***** Exercise material *****

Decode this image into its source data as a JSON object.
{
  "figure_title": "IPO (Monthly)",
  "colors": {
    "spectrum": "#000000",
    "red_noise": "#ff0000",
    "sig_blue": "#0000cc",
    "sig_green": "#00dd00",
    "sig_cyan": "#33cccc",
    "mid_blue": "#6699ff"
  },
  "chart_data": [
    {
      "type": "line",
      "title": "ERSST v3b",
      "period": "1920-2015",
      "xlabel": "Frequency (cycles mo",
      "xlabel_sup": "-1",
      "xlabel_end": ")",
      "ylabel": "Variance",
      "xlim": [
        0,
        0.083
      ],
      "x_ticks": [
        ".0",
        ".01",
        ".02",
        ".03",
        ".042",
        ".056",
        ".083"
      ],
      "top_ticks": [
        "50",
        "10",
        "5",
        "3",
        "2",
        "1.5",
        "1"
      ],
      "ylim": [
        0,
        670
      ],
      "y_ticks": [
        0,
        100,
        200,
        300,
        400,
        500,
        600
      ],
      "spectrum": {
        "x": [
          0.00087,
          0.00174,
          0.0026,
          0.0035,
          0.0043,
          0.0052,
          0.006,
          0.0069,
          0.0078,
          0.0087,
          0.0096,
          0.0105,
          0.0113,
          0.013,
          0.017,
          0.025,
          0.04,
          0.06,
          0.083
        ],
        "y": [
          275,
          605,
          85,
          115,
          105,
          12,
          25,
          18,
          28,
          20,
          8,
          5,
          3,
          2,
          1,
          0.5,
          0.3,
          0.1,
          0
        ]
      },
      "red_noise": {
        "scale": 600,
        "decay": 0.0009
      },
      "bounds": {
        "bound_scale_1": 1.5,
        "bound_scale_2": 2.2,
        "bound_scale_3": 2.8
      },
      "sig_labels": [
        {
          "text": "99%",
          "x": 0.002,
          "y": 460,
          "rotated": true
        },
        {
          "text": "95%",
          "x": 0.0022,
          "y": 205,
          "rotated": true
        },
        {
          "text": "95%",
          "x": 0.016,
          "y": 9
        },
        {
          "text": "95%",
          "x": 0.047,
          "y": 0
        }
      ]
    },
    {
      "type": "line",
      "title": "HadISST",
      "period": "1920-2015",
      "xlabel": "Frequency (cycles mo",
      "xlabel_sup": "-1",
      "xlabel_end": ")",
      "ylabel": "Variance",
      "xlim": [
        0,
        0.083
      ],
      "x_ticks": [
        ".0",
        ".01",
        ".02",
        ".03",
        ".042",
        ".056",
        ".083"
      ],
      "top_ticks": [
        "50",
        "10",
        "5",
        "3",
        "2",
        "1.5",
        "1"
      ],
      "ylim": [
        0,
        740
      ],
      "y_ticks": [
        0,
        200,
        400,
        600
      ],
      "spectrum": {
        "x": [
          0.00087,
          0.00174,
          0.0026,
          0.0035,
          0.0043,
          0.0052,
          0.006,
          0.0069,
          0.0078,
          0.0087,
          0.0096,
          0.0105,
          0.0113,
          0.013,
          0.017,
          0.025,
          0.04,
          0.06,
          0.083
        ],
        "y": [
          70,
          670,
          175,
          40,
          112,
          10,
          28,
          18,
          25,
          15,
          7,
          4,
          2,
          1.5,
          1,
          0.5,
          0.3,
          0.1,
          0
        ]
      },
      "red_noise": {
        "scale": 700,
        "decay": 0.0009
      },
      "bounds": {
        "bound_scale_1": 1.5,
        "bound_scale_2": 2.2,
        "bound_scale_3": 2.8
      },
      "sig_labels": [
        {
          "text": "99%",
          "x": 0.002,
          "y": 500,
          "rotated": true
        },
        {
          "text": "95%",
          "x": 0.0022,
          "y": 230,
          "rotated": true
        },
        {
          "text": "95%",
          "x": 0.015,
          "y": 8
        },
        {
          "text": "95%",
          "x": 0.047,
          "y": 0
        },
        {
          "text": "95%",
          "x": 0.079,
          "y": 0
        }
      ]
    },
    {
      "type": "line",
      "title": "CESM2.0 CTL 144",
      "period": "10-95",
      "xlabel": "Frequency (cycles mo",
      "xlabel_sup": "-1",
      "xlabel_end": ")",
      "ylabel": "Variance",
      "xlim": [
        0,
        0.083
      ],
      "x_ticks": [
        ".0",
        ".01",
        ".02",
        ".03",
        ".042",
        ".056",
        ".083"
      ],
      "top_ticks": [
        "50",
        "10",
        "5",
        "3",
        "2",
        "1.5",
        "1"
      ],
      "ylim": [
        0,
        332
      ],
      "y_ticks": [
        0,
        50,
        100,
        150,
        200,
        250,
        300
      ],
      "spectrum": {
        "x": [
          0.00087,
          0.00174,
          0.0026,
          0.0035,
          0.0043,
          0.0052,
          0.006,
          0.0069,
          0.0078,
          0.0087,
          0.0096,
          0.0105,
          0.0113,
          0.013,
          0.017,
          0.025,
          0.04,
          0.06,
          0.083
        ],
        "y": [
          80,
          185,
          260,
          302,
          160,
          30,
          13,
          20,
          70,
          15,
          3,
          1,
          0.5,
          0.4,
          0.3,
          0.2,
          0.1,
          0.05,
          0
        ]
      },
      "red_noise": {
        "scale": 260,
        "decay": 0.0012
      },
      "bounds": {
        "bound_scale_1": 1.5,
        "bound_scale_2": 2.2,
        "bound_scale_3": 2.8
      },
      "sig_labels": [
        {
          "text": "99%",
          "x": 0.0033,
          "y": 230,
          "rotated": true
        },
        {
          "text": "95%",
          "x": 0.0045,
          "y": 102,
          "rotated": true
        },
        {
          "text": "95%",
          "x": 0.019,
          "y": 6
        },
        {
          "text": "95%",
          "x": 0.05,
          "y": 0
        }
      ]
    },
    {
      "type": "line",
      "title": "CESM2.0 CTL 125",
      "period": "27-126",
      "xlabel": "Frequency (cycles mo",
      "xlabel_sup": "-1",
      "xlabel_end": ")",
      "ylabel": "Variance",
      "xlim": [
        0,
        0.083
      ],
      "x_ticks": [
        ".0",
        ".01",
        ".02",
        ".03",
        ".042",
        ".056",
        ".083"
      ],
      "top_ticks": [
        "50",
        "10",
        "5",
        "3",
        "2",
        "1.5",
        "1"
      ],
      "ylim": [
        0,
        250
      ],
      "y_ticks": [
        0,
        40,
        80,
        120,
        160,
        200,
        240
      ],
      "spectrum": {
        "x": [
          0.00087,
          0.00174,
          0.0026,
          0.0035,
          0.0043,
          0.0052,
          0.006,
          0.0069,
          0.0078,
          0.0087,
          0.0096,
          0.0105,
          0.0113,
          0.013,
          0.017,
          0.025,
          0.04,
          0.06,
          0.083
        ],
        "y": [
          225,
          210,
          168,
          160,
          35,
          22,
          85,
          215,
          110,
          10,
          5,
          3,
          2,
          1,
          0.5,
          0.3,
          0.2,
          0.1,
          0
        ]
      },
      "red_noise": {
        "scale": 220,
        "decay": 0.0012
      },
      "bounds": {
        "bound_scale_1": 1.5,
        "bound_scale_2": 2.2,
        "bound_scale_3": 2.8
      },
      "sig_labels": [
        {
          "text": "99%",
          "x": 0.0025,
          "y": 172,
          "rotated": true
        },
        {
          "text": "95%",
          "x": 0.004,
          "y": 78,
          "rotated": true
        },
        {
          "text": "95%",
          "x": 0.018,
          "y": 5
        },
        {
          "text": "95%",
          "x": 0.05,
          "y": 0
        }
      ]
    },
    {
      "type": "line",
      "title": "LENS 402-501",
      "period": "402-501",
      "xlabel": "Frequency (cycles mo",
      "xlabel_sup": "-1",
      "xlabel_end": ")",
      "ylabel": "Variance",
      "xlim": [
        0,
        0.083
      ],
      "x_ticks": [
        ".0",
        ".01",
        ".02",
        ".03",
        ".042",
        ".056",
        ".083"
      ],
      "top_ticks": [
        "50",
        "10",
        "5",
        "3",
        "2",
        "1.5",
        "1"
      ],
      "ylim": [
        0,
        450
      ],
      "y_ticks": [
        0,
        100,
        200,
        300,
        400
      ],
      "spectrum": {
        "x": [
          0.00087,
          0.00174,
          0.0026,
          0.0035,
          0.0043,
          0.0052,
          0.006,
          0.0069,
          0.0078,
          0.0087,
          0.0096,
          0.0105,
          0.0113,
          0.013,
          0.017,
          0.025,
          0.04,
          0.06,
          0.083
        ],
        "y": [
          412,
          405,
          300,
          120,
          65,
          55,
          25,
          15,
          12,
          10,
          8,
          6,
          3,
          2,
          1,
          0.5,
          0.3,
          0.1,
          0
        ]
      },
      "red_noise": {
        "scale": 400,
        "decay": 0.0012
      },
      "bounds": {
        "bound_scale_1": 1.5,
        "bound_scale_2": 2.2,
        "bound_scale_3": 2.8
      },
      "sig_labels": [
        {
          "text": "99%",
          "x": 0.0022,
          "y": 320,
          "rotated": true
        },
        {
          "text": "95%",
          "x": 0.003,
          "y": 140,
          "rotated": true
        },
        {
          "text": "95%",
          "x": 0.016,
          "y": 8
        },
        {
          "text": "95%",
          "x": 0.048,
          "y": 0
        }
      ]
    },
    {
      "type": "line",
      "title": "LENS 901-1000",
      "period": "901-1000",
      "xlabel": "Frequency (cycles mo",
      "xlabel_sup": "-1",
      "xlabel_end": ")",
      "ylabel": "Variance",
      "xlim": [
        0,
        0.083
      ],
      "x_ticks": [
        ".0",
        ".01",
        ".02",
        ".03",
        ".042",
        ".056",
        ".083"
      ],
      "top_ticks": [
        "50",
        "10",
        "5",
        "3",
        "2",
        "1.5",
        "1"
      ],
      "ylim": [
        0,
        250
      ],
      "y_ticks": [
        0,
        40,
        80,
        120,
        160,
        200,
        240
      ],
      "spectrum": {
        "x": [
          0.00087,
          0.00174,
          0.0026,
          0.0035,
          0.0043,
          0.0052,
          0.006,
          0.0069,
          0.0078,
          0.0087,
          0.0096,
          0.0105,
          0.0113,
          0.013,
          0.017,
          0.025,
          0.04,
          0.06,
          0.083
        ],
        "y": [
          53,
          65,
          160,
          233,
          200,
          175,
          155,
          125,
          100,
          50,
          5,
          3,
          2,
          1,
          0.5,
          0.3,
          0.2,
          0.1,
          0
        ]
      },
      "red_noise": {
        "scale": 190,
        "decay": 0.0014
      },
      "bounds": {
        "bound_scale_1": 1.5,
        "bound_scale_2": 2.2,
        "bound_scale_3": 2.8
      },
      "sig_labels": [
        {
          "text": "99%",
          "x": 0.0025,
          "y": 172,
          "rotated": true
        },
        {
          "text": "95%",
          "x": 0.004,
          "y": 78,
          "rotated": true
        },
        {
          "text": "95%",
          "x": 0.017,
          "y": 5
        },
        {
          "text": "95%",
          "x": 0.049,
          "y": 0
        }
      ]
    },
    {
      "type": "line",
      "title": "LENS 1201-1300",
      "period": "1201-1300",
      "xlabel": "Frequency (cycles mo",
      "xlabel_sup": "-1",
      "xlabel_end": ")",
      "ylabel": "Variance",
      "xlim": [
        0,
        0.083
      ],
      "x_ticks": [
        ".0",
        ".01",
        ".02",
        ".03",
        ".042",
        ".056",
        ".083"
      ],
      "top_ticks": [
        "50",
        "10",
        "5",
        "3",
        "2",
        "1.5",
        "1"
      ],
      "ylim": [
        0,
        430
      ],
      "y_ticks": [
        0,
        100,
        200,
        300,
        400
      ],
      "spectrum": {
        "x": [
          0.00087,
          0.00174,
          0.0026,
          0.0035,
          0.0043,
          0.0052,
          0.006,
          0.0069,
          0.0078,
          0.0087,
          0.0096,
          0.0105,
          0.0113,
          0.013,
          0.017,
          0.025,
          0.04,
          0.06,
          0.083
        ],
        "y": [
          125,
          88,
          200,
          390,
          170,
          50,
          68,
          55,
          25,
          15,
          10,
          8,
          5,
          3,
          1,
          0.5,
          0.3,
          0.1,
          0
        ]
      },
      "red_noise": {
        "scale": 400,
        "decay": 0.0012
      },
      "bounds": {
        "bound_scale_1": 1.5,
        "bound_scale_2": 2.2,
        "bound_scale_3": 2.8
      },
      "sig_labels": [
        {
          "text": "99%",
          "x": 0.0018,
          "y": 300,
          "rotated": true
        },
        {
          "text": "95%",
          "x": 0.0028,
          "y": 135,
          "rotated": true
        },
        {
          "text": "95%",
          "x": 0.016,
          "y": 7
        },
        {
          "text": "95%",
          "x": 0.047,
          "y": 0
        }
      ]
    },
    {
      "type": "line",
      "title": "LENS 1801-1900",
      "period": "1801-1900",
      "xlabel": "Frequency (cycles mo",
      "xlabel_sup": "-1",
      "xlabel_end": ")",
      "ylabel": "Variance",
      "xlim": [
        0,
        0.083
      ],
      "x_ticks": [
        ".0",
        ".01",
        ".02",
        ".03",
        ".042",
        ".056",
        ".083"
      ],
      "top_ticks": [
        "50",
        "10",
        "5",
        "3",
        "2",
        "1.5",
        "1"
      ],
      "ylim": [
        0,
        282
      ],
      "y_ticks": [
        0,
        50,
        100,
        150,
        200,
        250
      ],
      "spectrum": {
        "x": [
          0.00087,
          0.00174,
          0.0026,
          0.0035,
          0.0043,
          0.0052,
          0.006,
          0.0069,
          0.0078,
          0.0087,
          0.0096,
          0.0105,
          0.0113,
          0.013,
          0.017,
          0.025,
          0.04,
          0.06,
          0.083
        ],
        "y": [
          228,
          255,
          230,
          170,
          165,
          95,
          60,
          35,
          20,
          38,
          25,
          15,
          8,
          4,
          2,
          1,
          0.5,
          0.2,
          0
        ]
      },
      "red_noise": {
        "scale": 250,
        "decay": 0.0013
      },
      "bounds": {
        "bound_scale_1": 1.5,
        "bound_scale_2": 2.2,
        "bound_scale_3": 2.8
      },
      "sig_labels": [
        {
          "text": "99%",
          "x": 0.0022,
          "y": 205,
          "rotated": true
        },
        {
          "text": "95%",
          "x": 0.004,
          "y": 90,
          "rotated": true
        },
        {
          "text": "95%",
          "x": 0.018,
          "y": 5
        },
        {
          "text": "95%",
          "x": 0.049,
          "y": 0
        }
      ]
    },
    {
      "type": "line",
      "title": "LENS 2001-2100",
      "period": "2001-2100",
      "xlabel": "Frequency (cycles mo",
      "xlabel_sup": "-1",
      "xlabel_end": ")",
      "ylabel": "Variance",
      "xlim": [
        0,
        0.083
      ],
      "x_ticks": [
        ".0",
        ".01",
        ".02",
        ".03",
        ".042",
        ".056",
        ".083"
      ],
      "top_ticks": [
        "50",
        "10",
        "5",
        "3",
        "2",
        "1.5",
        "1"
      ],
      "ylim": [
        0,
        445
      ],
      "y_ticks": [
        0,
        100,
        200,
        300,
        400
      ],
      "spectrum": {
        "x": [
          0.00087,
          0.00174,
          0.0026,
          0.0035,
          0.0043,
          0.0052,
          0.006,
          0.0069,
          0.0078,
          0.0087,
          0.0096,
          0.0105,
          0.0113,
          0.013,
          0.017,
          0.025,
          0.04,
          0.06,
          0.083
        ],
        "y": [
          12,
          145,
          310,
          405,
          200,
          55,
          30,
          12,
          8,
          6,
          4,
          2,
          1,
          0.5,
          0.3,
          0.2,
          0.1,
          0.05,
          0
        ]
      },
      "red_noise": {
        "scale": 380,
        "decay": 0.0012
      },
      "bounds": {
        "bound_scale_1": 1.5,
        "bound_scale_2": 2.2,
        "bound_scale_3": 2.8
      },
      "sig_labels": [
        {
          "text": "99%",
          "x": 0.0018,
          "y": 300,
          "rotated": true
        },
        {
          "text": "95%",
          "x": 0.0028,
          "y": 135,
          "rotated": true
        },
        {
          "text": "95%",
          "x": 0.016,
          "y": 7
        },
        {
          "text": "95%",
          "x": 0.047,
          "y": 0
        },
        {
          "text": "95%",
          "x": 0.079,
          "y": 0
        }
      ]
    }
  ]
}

*****

Look through the records and gather each line with the word "LENS".

• **Answer for this exercise**
      "title": "LENS 402-501",
      "title": "LENS 901-1000",
      "title": "LENS 1201-1300",
      "title": "LENS 1801-1900",
      "title": "LENS 2001-2100",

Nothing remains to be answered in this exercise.